**** Extracted information

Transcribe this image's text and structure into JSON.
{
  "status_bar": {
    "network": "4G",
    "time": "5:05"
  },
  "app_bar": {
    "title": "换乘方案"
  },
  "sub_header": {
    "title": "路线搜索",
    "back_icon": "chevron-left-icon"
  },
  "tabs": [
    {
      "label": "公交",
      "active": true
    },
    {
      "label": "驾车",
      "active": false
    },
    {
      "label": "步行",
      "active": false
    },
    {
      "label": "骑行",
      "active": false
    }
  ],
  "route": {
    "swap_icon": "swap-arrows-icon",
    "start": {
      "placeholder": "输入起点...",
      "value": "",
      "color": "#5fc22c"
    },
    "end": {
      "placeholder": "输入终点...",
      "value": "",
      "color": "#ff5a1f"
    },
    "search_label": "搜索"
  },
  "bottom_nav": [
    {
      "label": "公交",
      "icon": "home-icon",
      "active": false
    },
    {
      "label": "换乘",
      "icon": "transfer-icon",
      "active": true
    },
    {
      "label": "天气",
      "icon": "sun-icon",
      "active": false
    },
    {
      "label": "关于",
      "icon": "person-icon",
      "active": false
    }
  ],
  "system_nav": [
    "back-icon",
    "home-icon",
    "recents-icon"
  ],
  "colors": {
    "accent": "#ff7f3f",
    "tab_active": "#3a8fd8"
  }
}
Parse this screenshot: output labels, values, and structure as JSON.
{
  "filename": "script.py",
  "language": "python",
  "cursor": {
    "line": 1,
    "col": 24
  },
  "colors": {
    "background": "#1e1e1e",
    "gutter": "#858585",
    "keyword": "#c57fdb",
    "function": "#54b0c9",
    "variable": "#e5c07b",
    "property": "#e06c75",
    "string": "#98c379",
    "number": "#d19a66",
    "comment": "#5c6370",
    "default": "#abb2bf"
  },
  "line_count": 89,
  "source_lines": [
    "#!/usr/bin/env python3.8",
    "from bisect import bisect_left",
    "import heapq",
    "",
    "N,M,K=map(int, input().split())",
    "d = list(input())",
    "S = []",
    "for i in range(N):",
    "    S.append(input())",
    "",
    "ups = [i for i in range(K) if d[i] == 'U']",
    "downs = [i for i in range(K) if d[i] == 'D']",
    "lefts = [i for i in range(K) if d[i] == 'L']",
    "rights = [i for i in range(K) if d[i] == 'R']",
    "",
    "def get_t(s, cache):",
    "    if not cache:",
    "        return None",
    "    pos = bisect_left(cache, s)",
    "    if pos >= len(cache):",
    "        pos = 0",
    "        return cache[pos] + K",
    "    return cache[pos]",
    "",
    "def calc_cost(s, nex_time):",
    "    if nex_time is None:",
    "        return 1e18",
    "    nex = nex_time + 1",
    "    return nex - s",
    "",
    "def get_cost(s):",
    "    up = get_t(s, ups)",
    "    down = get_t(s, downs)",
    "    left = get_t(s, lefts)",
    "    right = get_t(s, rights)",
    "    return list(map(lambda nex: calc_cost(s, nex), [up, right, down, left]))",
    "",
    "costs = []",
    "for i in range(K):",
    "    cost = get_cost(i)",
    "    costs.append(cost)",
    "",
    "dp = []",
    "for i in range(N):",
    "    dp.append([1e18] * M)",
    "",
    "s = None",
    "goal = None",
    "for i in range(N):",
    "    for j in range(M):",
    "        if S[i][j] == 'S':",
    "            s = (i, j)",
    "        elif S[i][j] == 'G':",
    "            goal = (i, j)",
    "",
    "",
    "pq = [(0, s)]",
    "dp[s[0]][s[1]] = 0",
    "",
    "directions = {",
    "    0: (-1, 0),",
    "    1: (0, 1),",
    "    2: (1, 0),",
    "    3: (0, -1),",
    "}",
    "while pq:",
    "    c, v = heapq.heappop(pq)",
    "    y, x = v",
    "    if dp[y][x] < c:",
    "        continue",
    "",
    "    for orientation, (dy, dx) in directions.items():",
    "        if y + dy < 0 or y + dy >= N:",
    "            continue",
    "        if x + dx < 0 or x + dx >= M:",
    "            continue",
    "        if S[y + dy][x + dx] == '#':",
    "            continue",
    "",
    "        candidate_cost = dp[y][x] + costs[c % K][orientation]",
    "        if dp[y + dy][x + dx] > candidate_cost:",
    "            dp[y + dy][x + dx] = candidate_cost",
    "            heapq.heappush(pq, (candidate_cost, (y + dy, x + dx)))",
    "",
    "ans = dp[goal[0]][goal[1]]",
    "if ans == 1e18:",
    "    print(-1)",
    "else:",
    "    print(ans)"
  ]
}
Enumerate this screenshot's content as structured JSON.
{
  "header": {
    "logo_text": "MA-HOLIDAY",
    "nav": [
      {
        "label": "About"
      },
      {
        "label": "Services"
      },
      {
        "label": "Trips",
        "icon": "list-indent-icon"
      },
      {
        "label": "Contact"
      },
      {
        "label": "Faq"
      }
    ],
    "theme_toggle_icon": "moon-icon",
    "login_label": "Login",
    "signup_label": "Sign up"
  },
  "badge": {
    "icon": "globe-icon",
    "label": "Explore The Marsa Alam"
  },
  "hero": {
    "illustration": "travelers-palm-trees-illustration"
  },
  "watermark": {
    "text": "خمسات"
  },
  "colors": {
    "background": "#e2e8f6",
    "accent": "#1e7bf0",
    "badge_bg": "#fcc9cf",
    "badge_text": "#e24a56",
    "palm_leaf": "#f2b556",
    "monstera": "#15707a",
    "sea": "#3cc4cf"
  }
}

********

> [Given task]
Write out the material from the first line to the last, exactly.

> [Solution to the problem]
Transcribe this image's text and structure into JSON.
{
  "status_bar": {
    "network": "4G",
    "time": "5:05"
  },
  "app_bar": {
    "title": "换乘方案"
  },
  "sub_header": {
    "title": "路线搜索",
    "back_icon": "chevron-left-icon"
  },
  "tabs": [
    {
      "label": "公交",
      "active": true
    },
    {
      "label": "驾车",
      "active": false
    },
    {
      "label": "步行",
      "active": false
    },
    {
      "label": "骑行",
      "active": false
    }
  ],
  "route": {
    "swap_icon": "swap-arrows-icon",
    "start": {
      "placeholder": "输入起点...",
      "value": "",
      "color": "#5fc22c"
    },
    "end": {
      "placeholder": "输入终点...",
      "value": "",
      "color": "#ff5a1f"
    },
    "search_label": "搜索"
  },
  "bottom_nav": [
    {
      "label": "公交",
      "icon": "home-icon",
      "active": false
    },
    {
      "label": "换乘",
      "icon": "transfer-icon",
      "active": true
    },
    {
      "label": "天气",
      "icon": "sun-icon",
      "active": false
    },
    {
      "label": "关于",
      "icon": "person-icon",
      "active": false
    }
  ],
  "system_nav": [
    "back-icon",
    "home-icon",
    "recents-icon"
  ],
  "colors": {
    "accent": "#ff7f3f",
    "tab_active": "#3a8fd8"
  }
}
Parse this screenshot: output labels, values, and structure as JSON.
{
  "filename": "script.py",
  "language": "python",
  "cursor": {
    "line": 1,
    "col": 24
  },
  "colors": {
    "background": "#1e1e1e",
    "gutter": "#858585",
    "keyword": "#c57fdb",
    "function": "#54b0c9",
    "variable": "#e5c07b",
    "property": "#e06c75",
    "string": "#98c379",
    "number": "#d19a66",
    "comment": "#5c6370",
    "default": "#abb2bf"
  },
  "line_count": 89,
  "source_lines": [
    "#!/usr/bin/env python3.8",
    "from bisect import bisect_left",
    "import heapq",
    "",
    "N,M,K=map(int, input().split())",
    "d = list(input())",
    "S = []",
    "for i in range(N):",
    "    S.append(input())",
    "",
    "ups = [i for i in range(K) if d[i] == 'U']",
    "downs = [i for i in range(K) if d[i] == 'D']",
    "lefts = [i for i in range(K) if d[i] == 'L']",
    "rights = [i for i in range(K) if d[i] == 'R']",
    "",
    "def get_t(s, cache):",
    "    if not cache:",
    "        return None",
    "    pos = bisect_left(cache, s)",
    "    if pos >= len(cache):",
    "        pos = 0",
    "        return cache[pos] + K",
    "    return cache[pos]",
    "",
    "def calc_cost(s, nex_time):",
    "    if nex_time is None:",
    "        return 1e18",
    "    nex = nex_time + 1",
    "    return nex - s",
    "",
    "def get_cost(s):",
    "    up = get_t(s, ups)",
    "    down = get_t(s, downs)",
    "    left = get_t(s, lefts)",
    "    right = get_t(s, rights)",
    "    return list(map(lambda nex: calc_cost(s, nex), [up, right, down, left]))",
    "",
    "costs = []",
    "for i in range(K):",
    "    cost = get_cost(i)",
    "    costs.append(cost)",
    "",
    "dp = []",
    "for i in range(N):",
    "    dp.append([1e18] * M)",
    "",
    "s = None",
    "goal = None",
    "for i in range(N):",
    "    for j in range(M):",
    "        if S[i][j] == 'S':",
    "            s = (i, j)",
    "        elif S[i][j] == 'G':",
    "            goal = (i, j)",
    "",
    "",
    "pq = [(0, s)]",
    "dp[s[0]][s[1]] = 0",
    "",
    "directions = {",
    "    0: (-1, 0),",
    "    1: (0, 1),",
    "    2: (1, 0),",
    "    3: (0, -1),",
    "}",
    "while pq:",
    "    c, v = heapq.heappop(pq)",
    "    y, x = v",
    "    if dp[y][x] < c:",
    "        continue",
    "",
    "    for orientation, (dy, dx) in directions.items():",
    "        if y + dy < 0 or y + dy >= N:",
    "            continue",
    "        if x + dx < 0 or x + dx >= M:",
    "            continue",
    "        if S[y + dy][x + dx] == '#':",
    "            continue",
    "",
    "        candidate_cost = dp[y][x] + costs[c % K][orientation]",
    "        if dp[y + dy][x + dx] > candidate_cost:",
    "            dp[y + dy][x + dx] = candidate_cost",
    "            heapq.heappush(pq, (candidate_cost, (y + dy, x + dx)))",
    "",
    "ans = dp[goal[0]][goal[1]]",
    "if ans == 1e18:",
    "    print(-1)",
    "else:",
    "    print(ans)"
  ]
}
Enumerate this screenshot's content as structured JSON.
{
  "header": {
    "logo_text": "MA-HOLIDAY",
    "nav": [
      {
        "label": "About"
      },
      {
        "label": "Services"
      },
      {
        "label": "Trips",
        "icon": "list-indent-icon"
      },
      {
        "label": "Contact"
      },
      {
        "label": "Faq"
      }
    ],
    "theme_toggle_icon": "moon-icon",
    "login_label": "Login",
    "signup_label": "Sign up"
  },
  "badge": {
    "icon": "globe-icon",
    "label": "Explore The Marsa Alam"
  },
  "hero": {
    "illustration": "travelers-palm-trees-illustration"
  },
  "watermark": {
    "text": "خمسات"
  },
  "colors": {
    "background": "#e2e8f6",
    "accent": "#1e7bf0",
    "badge_bg": "#fcc9cf",
    "badge_text": "#e24a56",
    "palm_leaf": "#f2b556",
    "monstera": "#15707a",
    "sea": "#3cc4cf"
  }
}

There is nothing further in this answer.